** TASK INPUT follows **
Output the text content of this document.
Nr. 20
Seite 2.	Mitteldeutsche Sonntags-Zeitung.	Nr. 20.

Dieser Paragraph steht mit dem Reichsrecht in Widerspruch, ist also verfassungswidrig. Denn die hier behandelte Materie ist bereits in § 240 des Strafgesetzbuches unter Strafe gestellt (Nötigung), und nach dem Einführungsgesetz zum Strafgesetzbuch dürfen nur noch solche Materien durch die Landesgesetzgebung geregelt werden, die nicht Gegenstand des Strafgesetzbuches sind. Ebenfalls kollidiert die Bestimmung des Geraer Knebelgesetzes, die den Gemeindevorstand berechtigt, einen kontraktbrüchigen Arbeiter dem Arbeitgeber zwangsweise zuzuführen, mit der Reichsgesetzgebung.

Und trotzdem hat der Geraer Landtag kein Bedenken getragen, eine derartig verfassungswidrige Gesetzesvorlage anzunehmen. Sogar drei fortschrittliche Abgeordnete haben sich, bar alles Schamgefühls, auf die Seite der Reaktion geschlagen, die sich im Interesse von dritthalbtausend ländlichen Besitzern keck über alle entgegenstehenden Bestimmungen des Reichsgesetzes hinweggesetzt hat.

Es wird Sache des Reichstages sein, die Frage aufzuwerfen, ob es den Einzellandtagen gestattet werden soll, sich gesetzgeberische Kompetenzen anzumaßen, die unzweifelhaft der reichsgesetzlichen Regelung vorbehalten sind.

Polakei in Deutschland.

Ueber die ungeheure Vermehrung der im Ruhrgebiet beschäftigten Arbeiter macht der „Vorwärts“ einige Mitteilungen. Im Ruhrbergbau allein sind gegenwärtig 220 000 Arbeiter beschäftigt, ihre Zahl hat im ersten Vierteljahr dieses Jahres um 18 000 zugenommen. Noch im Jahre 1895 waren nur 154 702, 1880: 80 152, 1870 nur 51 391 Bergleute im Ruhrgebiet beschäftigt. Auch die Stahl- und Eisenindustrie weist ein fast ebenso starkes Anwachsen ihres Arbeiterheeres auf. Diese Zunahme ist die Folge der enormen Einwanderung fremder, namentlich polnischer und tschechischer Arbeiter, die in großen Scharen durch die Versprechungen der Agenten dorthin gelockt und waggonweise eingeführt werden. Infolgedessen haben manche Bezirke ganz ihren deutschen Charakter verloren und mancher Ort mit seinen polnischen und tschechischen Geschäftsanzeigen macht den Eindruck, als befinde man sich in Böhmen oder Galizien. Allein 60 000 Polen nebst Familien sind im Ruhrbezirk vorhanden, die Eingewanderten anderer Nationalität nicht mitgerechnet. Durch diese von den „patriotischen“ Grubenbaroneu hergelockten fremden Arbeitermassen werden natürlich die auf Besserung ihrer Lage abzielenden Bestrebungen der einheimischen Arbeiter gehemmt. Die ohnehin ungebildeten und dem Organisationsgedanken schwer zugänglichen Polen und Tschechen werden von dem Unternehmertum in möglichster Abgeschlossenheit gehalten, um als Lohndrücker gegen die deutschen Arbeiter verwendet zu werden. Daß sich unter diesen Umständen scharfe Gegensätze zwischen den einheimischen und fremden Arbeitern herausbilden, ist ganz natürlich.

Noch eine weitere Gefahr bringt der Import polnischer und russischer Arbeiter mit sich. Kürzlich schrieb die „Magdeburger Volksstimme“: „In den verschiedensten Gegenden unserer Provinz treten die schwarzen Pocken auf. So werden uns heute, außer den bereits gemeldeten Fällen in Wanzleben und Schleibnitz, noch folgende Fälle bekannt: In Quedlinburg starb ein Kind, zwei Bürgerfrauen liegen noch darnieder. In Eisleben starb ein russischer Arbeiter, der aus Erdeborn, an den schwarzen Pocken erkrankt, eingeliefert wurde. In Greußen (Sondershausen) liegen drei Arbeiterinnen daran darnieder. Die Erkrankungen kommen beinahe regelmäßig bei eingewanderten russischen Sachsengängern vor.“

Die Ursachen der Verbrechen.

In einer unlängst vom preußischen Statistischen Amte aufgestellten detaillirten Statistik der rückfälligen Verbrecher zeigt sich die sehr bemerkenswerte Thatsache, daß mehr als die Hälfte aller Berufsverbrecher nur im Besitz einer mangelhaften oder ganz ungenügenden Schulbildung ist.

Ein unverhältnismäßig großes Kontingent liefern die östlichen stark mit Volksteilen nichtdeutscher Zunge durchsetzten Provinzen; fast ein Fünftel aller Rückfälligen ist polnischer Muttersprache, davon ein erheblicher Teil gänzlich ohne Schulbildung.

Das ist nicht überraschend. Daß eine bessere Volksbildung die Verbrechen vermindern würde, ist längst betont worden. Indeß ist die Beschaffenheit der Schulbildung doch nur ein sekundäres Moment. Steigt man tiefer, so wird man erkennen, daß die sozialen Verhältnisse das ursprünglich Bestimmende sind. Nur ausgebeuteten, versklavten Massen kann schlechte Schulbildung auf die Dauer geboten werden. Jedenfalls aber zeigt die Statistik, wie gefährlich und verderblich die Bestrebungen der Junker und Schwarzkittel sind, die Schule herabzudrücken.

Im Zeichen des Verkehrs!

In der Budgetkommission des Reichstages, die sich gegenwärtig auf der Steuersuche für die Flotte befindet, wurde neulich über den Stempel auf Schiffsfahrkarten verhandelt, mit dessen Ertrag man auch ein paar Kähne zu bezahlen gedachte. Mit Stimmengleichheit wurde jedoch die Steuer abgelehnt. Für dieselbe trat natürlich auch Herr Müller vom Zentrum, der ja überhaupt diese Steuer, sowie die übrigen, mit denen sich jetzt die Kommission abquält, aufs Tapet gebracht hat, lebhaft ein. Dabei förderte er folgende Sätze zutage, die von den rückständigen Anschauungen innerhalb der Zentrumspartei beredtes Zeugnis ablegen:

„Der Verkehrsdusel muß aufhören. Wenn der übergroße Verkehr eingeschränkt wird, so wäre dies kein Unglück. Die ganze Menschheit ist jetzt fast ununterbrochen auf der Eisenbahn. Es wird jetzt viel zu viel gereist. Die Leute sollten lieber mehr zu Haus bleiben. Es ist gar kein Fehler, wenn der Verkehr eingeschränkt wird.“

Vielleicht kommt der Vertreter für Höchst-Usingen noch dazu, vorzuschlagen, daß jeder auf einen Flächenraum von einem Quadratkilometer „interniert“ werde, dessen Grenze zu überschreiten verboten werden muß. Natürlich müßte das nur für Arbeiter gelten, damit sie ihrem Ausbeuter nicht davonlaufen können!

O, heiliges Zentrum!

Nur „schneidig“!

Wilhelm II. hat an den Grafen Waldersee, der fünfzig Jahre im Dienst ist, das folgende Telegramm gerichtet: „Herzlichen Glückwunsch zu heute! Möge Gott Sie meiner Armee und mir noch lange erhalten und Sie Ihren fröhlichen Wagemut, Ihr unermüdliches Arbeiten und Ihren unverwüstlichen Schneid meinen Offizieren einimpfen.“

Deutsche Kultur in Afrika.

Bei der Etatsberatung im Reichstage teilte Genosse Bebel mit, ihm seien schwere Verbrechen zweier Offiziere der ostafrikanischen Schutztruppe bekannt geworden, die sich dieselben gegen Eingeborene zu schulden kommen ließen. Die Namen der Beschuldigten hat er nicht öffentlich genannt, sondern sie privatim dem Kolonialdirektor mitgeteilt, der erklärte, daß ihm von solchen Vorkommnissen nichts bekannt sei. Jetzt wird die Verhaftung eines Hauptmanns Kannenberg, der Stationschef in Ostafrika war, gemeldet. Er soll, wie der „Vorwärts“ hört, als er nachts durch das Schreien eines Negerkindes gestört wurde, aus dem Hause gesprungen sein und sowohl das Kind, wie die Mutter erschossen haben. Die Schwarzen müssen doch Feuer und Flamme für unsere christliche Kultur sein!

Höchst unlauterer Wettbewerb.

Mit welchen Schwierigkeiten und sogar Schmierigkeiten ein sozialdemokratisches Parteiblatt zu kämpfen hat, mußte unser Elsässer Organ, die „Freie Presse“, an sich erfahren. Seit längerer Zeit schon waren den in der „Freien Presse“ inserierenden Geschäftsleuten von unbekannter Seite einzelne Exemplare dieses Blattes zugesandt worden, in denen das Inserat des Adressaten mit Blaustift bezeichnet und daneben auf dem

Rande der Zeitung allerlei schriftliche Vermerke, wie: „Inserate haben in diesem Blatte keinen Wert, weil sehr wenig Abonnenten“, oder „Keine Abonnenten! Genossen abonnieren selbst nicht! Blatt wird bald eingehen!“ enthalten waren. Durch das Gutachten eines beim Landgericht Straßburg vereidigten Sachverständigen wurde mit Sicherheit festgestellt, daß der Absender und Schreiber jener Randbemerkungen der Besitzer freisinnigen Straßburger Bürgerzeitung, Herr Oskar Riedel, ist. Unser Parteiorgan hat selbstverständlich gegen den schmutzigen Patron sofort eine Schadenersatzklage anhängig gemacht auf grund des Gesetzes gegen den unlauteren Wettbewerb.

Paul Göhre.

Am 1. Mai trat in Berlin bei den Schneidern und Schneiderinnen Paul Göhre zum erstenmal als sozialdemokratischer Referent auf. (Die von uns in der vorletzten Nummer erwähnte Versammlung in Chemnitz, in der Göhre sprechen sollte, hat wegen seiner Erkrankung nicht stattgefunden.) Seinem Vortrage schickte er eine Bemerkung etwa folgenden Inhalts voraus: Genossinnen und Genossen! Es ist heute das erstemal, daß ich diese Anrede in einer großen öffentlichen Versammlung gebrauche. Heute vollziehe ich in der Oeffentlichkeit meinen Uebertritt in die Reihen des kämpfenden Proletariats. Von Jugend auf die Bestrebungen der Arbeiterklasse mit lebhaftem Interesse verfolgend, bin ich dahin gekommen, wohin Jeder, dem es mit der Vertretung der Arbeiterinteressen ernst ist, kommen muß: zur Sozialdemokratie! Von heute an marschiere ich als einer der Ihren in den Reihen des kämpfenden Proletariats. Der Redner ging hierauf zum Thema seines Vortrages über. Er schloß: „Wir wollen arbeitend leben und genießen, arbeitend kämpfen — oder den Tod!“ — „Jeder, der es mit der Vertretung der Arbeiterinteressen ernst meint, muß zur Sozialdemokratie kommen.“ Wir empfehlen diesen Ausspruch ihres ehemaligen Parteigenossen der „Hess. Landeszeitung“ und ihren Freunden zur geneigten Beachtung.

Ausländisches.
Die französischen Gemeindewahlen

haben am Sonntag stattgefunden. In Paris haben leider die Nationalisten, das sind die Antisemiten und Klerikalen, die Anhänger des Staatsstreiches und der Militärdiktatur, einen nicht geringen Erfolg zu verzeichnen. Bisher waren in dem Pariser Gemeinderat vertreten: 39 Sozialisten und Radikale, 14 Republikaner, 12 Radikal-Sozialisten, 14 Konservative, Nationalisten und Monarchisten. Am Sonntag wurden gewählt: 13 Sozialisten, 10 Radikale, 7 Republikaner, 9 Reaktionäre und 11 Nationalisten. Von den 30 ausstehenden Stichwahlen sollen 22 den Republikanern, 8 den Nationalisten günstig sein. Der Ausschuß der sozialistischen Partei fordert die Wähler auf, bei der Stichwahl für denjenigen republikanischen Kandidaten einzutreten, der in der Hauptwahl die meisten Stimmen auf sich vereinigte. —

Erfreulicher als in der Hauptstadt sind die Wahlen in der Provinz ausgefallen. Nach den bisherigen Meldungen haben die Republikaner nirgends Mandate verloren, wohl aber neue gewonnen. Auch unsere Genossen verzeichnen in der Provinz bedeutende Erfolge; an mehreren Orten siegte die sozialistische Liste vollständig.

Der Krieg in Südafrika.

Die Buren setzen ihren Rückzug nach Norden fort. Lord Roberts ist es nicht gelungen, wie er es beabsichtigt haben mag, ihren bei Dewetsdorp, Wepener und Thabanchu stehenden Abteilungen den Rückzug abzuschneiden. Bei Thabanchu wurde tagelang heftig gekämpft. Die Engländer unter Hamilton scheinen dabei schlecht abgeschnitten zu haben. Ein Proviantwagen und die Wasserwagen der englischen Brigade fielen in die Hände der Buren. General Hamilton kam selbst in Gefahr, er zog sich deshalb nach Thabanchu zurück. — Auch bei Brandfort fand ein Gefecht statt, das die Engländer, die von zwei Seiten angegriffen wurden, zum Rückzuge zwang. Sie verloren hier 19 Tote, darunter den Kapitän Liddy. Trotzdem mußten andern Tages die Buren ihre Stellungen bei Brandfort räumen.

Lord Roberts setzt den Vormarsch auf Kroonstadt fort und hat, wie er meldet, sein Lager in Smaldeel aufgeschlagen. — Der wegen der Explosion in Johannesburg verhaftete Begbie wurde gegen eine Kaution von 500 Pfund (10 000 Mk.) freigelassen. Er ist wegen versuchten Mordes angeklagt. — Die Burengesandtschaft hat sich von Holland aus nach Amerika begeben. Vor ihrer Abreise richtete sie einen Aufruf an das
** End of TASK INPUT **
EXERCISE DIRECTIONS
A bare number is required: the count of lines above with the string "Wettbewerb".

EXPECTED ANSWER
2